» **TASK TO COMPLETE**
Among the entries below, find each line holding "grăsimi" and return it.

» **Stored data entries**
+++

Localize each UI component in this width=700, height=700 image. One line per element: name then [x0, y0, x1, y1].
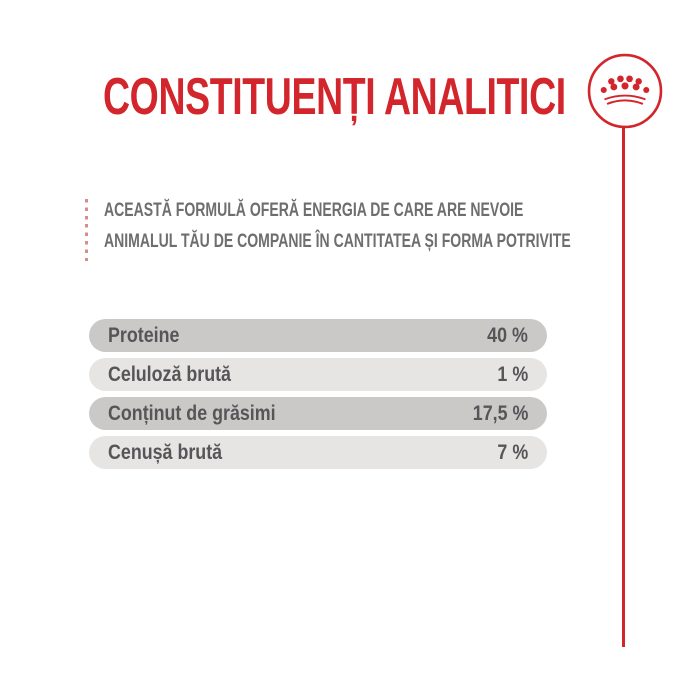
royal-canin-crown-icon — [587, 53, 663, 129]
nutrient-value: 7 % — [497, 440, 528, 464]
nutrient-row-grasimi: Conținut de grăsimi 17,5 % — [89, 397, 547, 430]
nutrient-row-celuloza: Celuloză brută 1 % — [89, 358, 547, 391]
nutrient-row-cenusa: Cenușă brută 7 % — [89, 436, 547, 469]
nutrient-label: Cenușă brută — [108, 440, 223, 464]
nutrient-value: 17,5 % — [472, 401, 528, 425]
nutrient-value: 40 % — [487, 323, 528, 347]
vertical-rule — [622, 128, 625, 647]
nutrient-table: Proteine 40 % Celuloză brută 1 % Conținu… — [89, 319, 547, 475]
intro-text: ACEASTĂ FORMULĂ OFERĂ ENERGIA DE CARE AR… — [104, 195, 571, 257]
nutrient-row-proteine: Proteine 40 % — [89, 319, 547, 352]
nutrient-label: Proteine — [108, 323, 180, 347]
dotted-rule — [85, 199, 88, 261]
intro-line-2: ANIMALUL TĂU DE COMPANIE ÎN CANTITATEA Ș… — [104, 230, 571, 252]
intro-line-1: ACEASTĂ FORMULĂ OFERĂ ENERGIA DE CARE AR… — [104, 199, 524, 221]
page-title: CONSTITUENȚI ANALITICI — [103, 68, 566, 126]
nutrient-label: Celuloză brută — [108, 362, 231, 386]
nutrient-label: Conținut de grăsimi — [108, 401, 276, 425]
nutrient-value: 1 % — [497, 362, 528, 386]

+++

» **COMPLETED TASK**
nutrient-row-grasimi: Conținut de grăsimi 17,5 % — [89, 397, 547, 430]
nutrient-label: Conținut de grăsimi — [108, 401, 276, 425]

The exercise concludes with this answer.